OBJECTIVE. Output the data below in full, byte for byte. Nothing may differ.

## Begin

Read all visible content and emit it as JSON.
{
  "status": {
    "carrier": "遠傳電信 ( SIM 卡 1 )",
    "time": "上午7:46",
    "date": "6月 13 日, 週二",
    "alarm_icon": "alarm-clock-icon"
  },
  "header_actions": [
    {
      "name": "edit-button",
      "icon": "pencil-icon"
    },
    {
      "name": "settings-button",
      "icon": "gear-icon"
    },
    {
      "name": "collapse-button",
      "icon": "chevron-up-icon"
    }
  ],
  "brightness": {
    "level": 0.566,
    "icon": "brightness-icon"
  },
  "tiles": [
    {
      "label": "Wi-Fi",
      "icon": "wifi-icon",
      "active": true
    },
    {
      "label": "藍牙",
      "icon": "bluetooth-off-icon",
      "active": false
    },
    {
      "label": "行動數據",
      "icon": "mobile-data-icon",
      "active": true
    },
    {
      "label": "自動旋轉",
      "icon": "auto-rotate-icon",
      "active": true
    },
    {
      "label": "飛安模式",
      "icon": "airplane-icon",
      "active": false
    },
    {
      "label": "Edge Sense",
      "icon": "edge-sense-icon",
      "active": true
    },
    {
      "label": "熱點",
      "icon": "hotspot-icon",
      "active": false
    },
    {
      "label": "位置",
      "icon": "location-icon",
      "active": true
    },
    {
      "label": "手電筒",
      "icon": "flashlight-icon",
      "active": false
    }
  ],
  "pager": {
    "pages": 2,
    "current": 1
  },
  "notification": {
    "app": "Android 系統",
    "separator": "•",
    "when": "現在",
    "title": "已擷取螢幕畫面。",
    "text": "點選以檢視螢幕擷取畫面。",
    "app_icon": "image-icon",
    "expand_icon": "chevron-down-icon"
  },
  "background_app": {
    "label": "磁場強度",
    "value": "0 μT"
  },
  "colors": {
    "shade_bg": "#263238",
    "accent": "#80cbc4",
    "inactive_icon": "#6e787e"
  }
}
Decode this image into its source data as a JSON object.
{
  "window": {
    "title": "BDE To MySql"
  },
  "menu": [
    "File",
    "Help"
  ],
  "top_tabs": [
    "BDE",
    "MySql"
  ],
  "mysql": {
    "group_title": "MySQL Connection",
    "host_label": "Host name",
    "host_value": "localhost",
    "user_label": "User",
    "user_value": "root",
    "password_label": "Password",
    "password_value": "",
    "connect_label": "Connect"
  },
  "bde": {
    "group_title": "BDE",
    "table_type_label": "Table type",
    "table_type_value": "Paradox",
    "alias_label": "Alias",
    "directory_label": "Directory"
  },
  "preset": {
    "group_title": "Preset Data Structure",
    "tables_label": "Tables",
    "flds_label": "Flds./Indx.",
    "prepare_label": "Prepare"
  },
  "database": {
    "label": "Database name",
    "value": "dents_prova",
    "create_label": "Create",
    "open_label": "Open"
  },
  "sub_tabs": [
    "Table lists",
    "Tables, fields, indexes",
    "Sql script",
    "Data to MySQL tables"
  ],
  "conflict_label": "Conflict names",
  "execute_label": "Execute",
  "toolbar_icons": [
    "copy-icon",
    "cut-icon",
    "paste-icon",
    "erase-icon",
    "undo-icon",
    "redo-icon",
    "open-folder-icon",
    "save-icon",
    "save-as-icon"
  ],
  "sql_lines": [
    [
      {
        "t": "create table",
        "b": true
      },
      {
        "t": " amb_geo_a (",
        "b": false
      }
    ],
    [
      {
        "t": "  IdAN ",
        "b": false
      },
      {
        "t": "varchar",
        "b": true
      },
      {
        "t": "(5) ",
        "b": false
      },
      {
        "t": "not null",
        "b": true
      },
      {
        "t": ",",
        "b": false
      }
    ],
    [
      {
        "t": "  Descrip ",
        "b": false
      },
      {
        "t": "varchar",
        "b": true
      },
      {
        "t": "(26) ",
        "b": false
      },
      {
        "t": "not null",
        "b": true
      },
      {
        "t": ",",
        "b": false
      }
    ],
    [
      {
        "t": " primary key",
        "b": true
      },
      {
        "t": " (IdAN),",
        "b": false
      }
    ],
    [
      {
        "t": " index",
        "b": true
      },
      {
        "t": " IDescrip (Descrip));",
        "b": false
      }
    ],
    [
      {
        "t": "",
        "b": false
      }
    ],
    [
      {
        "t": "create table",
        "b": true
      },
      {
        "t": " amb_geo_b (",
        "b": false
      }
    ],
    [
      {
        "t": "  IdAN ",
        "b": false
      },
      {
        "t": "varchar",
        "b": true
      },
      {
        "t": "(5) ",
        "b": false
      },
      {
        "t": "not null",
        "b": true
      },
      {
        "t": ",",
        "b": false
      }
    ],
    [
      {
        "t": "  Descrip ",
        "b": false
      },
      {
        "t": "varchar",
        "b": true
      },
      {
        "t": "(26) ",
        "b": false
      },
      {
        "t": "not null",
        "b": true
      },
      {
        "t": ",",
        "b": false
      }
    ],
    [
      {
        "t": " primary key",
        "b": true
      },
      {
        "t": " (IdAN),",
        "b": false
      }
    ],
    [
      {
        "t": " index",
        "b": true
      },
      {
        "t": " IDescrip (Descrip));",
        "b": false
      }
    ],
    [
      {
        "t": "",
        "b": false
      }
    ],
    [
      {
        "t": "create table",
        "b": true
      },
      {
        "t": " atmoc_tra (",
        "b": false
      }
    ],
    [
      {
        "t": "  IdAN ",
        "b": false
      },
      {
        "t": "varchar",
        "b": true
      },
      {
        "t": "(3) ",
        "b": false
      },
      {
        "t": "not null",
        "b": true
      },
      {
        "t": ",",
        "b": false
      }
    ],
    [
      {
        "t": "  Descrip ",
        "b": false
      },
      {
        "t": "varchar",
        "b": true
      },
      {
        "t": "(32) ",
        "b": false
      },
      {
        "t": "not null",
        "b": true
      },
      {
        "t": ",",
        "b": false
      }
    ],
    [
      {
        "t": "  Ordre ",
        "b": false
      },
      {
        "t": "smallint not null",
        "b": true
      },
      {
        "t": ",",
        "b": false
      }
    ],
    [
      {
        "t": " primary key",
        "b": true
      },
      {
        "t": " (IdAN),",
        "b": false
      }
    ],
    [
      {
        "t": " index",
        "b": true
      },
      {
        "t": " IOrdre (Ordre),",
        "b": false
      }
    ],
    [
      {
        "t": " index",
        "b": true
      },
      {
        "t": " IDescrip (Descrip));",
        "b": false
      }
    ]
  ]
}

## End

THE OUTPUT.
Read all visible content and emit it as JSON.
{
  "status": {
    "carrier": "遠傳電信 ( SIM 卡 1 )",
    "time": "上午7:46",
    "date": "6月 13 日, 週二",
    "alarm_icon": "alarm-clock-icon"
  },
  "header_actions": [
    {
      "name": "edit-button",
      "icon": "pencil-icon"
    },
    {
      "name": "settings-button",
      "icon": "gear-icon"
    },
    {
      "name": "collapse-button",
      "icon": "chevron-up-icon"
    }
  ],
  "brightness": {
    "level": 0.566,
    "icon": "brightness-icon"
  },
  "tiles": [
    {
      "label": "Wi-Fi",
      "icon": "wifi-icon",
      "active": true
    },
    {
      "label": "藍牙",
      "icon": "bluetooth-off-icon",
      "active": false
    },
    {
      "label": "行動數據",
      "icon": "mobile-data-icon",
      "active": true
    },
    {
      "label": "自動旋轉",
      "icon": "auto-rotate-icon",
      "active": true
    },
    {
      "label": "飛安模式",
      "icon": "airplane-icon",
      "active": false
    },
    {
      "label": "Edge Sense",
      "icon": "edge-sense-icon",
      "active": true
    },
    {
      "label": "熱點",
      "icon": "hotspot-icon",
      "active": false
    },
    {
      "label": "位置",
      "icon": "location-icon",
      "active": true
    },
    {
      "label": "手電筒",
      "icon": "flashlight-icon",
      "active": false
    }
  ],
  "pager": {
    "pages": 2,
    "current": 1
  },
  "notification": {
    "app": "Android 系統",
    "separator": "•",
    "when": "現在",
    "title": "已擷取螢幕畫面。",
    "text": "點選以檢視螢幕擷取畫面。",
    "app_icon": "image-icon",
    "expand_icon": "chevron-down-icon"
  },
  "background_app": {
    "label": "磁場強度",
    "value": "0 μT"
  },
  "colors": {
    "shade_bg": "#263238",
    "accent": "#80cbc4",
    "inactive_icon": "#6e787e"
  }
}
Decode this image into its source data as a JSON object.
{
  "window": {
    "title": "BDE To MySql"
  },
  "menu": [
    "File",
    "Help"
  ],
  "top_tabs": [
    "BDE",
    "MySql"
  ],
  "mysql": {
    "group_title": "MySQL Connection",
    "host_label": "Host name",
    "host_value": "localhost",
    "user_label": "User",
    "user_value": "root",
    "password_label": "Password",
    "password_value": "",
    "connect_label": "Connect"
  },
  "bde": {
    "group_title": "BDE",
    "table_type_label": "Table type",
    "table_type_value": "Paradox",
    "alias_label": "Alias",
    "directory_label": "Directory"
  },
  "preset": {
    "group_title": "Preset Data Structure",
    "tables_label": "Tables",
    "flds_label": "Flds./Indx.",
    "prepare_label": "Prepare"
  },
  "database": {
    "label": "Database name",
    "value": "dents_prova",
    "create_label": "Create",
    "open_label": "Open"
  },
  "sub_tabs": [
    "Table lists",
    "Tables, fields, indexes",
    "Sql script",
    "Data to MySQL tables"
  ],
  "conflict_label": "Conflict names",
  "execute_label": "Execute",
  "toolbar_icons": [
    "copy-icon",
    "cut-icon",
    "paste-icon",
    "erase-icon",
    "undo-icon",
    "redo-icon",
    "open-folder-icon",
    "save-icon",
    "save-as-icon"
  ],
  "sql_lines": [
    [
      {
        "t": "create table",
        "b": true
      },
      {
        "t": " amb_geo_a (",
        "b": false
      }
    ],
    [
      {
        "t": "  IdAN ",
        "b": false
      },
      {
        "t": "varchar",
        "b": true
      },
      {
        "t": "(5) ",
        "b": false
      },
      {
        "t": "not null",
        "b": true
      },
      {
        "t": ",",
        "b": false
      }
    ],
    [
      {
        "t": "  Descrip ",
        "b": false
      },
      {
        "t": "varchar",
        "b": true
      },
      {
        "t": "(26) ",
        "b": false
      },
      {
        "t": "not null",
        "b": true
      },
      {
        "t": ",",
        "b": false
      }
    ],
    [
      {
        "t": " primary key",
        "b": true
      },
      {
        "t": " (IdAN),",
        "b": false
      }
    ],
    [
      {
        "t": " index",
        "b": true
      },
      {
        "t": " IDescrip (Descrip));",
        "b": false
      }
    ],
    [
      {
        "t": "",
        "b": false
      }
    ],
    [
      {
        "t": "create table",
        "b": true
      },
      {
        "t": " amb_geo_b (",
        "b": false
      }
    ],
    [
      {
        "t": "  IdAN ",
        "b": false
      },
      {
        "t": "varchar",
        "b": true
      },
      {
        "t": "(5) ",
        "b": false
      },
      {
        "t": "not null",
        "b": true
      },
      {
        "t": ",",
        "b": false
      }
    ],
    [
      {
        "t": "  Descrip ",
        "b": false
      },
      {
        "t": "varchar",
        "b": true
      },
      {
        "t": "(26) ",
        "b": false
      },
      {
        "t": "not null",
        "b": true
      },
      {
        "t": ",",
        "b": false
      }
    ],
    [
      {
        "t": " primary key",
        "b": true
      },
      {
        "t": " (IdAN),",
        "b": false
      }
    ],
    [
      {
        "t": " index",
        "b": true
      },
      {
        "t": " IDescrip (Descrip));",
        "b": false
      }
    ],
    [
      {
        "t": "",
        "b": false
      }
    ],
    [
      {
        "t": "create table",
        "b": true
      },
      {
        "t": " atmoc_tra (",
        "b": false
      }
    ],
    [
      {
        "t": "  IdAN ",
        "b": false
      },
      {
        "t": "varchar",
        "b": true
      },
      {
        "t": "(3) ",
        "b": false
      },
      {
        "t": "not null",
        "b": true
      },
      {
        "t": ",",
        "b": false
      }
    ],
    [
      {
        "t": "  Descrip ",
        "b": false
      },
      {
        "t": "varchar",
        "b": true
      },
      {
        "t": "(32) ",
        "b": false
      },
      {
        "t": "not null",
        "b": true
      },
      {
        "t": ",",
        "b": false
      }
    ],
    [
      {
        "t": "  Ordre ",
        "b": false
      },
      {
        "t": "smallint not null",
        "b": true
      },
      {
        "t": ",",
        "b": false
      }
    ],
    [
      {
        "t": " primary key",
        "b": true
      },
      {
        "t": " (IdAN),",
        "b": false
      }
    ],
    [
      {
        "t": " index",
        "b": true
      },
      {
        "t": " IOrdre (Ordre),",
        "b": false
      }
    ],
    [
      {
        "t": " index",
        "b": true
      },
      {
        "t": " IDescrip (Descrip));",
        "b": false
      }
    ]
  ]
}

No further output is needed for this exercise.